Objective: Your task is to write out exactly the lines from the line containing "What data populates" through the end of the records, inclusive at both ends.

** begin Given entries **

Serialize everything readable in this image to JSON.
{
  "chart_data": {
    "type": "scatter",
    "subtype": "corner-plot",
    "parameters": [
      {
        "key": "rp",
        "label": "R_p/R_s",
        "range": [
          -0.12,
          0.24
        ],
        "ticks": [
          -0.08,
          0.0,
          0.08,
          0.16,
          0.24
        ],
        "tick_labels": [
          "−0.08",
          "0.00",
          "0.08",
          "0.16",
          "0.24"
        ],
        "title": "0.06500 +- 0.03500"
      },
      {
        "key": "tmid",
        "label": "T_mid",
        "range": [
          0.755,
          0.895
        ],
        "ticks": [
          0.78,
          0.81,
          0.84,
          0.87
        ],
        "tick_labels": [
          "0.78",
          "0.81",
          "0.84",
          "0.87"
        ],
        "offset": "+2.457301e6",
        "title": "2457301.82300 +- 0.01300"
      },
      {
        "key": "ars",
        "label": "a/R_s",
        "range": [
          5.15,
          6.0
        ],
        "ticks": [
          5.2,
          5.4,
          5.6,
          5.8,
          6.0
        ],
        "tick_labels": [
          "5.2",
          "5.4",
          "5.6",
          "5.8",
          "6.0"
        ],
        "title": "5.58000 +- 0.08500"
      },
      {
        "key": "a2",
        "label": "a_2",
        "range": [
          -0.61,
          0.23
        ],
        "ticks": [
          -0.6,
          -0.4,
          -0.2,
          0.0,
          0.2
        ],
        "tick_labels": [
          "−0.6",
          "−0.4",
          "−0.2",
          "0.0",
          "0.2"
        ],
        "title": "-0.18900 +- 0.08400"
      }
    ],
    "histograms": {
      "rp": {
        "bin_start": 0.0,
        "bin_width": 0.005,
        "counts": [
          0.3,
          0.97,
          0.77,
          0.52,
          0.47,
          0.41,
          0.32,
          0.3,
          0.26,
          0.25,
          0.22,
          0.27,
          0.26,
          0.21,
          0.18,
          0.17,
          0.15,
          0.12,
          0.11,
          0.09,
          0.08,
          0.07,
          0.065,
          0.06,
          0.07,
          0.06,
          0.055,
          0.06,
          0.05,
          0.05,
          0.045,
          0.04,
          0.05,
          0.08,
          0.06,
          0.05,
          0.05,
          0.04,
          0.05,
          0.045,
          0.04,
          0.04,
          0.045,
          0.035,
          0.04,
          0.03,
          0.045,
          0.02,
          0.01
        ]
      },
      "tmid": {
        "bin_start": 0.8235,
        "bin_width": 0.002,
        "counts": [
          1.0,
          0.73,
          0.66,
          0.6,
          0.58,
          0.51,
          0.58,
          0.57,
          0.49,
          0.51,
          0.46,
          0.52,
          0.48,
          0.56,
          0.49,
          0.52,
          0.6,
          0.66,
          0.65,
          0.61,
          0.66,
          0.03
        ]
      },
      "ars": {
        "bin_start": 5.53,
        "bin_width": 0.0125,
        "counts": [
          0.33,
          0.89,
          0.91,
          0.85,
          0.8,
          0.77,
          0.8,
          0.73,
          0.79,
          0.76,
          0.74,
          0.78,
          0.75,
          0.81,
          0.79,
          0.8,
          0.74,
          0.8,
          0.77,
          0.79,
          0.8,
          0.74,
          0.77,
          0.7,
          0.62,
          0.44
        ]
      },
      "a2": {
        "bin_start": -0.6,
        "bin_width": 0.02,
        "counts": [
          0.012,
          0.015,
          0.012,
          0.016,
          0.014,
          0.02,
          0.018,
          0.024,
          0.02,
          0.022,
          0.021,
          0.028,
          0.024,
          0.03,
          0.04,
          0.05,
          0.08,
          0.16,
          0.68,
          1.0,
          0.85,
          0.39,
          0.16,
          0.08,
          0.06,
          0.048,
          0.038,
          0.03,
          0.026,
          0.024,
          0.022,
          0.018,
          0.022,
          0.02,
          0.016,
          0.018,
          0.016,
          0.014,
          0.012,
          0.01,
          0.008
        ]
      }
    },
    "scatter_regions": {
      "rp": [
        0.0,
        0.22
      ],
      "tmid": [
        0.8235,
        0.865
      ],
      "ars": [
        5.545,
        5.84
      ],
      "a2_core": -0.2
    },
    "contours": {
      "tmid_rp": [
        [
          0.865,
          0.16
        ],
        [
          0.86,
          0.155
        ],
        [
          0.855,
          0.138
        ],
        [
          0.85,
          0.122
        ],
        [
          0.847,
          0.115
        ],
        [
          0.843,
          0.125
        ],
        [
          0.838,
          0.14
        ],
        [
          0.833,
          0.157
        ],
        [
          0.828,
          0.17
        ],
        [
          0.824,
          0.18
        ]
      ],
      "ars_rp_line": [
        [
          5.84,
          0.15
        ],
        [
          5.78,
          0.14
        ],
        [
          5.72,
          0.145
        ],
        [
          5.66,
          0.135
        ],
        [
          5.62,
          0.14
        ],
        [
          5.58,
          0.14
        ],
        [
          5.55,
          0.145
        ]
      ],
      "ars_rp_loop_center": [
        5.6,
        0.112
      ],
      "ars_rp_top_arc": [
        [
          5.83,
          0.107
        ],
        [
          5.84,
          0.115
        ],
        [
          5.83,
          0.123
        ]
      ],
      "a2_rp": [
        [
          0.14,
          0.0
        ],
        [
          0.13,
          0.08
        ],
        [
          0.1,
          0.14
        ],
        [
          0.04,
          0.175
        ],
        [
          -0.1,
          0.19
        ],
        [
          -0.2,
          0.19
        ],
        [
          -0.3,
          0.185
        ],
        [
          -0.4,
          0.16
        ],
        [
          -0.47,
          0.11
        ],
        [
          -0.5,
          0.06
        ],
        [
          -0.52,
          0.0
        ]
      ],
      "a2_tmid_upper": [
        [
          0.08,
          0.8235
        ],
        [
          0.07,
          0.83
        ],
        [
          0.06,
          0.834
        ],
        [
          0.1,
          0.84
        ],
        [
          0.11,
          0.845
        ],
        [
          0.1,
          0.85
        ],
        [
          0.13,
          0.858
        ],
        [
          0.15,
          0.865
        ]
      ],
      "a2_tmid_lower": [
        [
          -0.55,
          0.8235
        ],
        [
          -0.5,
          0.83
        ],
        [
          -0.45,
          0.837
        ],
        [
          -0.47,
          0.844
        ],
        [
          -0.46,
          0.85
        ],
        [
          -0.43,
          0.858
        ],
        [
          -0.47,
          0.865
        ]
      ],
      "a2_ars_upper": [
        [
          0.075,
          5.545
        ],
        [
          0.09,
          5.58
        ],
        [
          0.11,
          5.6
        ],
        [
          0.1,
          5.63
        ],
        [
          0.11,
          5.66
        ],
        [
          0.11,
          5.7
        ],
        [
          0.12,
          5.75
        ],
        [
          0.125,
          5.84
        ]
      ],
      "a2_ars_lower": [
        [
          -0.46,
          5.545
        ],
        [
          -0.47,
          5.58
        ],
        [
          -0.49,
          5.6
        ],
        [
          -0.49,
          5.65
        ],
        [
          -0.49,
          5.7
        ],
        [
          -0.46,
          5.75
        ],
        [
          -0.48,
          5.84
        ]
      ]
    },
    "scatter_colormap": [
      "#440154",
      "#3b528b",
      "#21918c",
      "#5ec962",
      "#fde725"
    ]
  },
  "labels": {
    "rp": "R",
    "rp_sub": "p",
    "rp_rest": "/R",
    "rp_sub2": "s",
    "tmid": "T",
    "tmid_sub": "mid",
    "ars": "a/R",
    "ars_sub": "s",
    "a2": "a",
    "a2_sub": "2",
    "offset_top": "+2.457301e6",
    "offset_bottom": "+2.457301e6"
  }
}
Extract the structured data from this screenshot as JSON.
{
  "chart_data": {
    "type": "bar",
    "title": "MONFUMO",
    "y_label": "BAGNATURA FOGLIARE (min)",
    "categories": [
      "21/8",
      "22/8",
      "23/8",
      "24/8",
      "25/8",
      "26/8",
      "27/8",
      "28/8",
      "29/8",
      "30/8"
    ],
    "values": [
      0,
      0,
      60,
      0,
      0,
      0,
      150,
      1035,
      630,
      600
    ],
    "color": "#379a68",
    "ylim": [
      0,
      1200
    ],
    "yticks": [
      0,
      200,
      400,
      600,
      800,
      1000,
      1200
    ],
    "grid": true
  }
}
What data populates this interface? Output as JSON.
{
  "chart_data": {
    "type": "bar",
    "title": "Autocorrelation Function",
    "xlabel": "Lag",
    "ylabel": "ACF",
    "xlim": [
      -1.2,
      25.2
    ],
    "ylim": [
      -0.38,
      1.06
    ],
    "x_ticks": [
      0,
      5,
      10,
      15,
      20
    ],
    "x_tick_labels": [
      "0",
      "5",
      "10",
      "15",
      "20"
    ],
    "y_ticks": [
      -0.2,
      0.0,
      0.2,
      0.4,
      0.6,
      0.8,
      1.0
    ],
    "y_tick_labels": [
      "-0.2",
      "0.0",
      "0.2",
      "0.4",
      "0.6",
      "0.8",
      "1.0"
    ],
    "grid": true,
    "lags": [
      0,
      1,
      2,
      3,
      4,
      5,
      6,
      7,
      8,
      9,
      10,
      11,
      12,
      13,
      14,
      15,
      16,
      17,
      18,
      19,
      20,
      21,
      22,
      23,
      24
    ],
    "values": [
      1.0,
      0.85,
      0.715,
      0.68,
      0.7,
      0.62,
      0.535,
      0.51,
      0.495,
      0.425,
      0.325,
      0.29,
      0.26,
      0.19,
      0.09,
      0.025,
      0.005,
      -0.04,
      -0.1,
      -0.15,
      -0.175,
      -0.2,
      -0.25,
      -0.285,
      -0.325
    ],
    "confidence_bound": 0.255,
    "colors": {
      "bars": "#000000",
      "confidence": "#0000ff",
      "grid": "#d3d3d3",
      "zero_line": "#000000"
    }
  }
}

** end Given entries **

Right answer:
What data populates this interface? Output as JSON.
{
  "chart_data": {
    "type": "bar",
    "title": "Autocorrelation Function",
    "xlabel": "Lag",
    "ylabel": "ACF",
    "xlim": [
      -1.2,
      25.2
    ],
    "ylim": [
      -0.38,
      1.06
    ],
    "x_ticks": [
      0,
      5,
      10,
      15,
      20
    ],
    "x_tick_labels": [
      "0",
      "5",
      "10",
      "15",
      "20"
    ],
    "y_ticks": [
      -0.2,
      0.0,
      0.2,
      0.4,
      0.6,
      0.8,
      1.0
    ],
    "y_tick_labels": [
      "-0.2",
      "0.0",
      "0.2",
      "0.4",
      "0.6",
      "0.8",
      "1.0"
    ],
    "grid": true,
    "lags": [
      0,
      1,
      2,
      3,
      4,
      5,
      6,
      7,
      8,
      9,
      10,
      11,
      12,
      13,
      14,
      15,
      16,
      17,
      18,
      19,
      20,
      21,
      22,
      23,
      24
    ],
    "values": [
      1.0,
      0.85,
      0.715,
      0.68,
      0.7,
      0.62,
      0.535,
      0.51,
      0.495,
      0.425,
      0.325,
      0.29,
      0.26,
      0.19,
      0.09,
      0.025,
      0.005,
      -0.04,
      -0.1,
      -0.15,
      -0.175,
      -0.2,
      -0.25,
      -0.285,
      -0.325
    ],
    "confidence_bound": 0.255,
    "colors": {
      "bars": "#000000",
      "confidence": "#0000ff",
      "grid": "#d3d3d3",
      "zero_line": "#000000"
    }
  }
}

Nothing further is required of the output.